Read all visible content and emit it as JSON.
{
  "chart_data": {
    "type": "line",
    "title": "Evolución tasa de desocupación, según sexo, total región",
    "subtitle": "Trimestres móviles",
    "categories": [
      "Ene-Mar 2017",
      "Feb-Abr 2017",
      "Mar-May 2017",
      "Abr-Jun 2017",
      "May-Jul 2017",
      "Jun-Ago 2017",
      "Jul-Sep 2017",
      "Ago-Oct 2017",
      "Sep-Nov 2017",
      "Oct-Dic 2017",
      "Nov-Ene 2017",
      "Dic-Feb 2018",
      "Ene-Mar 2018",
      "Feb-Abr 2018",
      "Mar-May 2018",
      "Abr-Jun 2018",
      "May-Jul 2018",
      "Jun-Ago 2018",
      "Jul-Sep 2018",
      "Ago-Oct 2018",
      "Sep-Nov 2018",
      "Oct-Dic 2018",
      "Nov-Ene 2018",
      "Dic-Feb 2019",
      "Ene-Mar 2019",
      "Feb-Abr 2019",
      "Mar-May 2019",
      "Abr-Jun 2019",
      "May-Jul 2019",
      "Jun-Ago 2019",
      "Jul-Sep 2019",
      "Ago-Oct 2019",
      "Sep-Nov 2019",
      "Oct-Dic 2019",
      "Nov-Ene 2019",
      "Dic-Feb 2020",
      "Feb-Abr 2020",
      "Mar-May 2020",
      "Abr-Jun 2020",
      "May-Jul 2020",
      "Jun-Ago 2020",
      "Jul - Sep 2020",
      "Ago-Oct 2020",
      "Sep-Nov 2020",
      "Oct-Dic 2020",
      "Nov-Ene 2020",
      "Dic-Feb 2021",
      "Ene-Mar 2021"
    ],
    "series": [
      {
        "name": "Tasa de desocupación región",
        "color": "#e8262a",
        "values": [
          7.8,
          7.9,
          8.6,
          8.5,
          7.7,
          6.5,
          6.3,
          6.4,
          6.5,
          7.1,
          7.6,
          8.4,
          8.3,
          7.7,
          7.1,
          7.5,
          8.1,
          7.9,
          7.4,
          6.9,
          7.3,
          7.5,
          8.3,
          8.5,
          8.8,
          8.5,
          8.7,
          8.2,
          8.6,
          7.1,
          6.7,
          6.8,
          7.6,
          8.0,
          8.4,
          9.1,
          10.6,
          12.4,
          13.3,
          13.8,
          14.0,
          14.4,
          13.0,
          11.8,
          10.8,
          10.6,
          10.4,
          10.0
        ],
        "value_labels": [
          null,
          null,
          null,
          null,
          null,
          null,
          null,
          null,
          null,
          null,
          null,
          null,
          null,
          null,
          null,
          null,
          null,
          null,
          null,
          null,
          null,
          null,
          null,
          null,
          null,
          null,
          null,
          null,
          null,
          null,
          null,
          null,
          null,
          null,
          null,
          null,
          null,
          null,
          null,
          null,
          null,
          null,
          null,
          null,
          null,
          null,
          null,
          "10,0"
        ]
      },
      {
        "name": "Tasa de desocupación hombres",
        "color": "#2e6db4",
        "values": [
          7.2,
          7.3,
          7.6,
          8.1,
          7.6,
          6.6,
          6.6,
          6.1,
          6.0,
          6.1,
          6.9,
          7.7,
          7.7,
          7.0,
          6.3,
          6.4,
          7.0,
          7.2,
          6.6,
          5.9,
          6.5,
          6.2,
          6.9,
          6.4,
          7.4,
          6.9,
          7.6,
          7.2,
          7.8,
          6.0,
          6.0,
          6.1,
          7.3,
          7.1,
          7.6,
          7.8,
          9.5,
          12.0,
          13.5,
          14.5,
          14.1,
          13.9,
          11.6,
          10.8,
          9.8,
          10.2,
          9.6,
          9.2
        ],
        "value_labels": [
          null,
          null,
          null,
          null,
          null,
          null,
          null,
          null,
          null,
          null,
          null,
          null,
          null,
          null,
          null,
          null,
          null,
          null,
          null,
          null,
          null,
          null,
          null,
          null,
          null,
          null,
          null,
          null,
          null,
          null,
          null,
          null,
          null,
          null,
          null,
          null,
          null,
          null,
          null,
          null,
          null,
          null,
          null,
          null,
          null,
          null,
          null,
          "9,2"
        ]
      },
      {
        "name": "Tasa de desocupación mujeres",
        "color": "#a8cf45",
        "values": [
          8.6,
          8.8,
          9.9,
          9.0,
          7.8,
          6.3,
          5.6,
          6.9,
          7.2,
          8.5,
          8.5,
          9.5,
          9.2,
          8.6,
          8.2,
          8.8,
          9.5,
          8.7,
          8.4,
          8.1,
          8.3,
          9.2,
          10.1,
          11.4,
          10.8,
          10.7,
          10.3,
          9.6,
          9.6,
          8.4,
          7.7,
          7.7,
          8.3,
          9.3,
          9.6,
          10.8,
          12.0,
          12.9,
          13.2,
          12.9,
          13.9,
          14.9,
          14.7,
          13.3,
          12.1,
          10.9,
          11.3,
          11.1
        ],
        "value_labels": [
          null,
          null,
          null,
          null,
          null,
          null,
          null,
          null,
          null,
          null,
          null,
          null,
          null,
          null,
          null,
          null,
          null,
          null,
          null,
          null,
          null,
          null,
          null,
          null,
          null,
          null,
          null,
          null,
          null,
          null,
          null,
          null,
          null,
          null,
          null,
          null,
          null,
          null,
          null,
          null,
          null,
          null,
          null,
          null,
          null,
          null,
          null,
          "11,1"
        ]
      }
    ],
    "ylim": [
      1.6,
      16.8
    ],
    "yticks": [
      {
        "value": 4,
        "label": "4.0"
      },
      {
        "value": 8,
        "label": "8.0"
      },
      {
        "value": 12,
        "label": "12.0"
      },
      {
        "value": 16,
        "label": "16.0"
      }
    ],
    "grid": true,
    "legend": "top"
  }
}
· · · · ·
* _DO THIS_
Copy each line of the data that contains the word "color".

* _ANSWER TO THIS EXERCISE_
        "color": "#e8262a",
        "color": "#2e6db4",
        "color": "#a8cf45",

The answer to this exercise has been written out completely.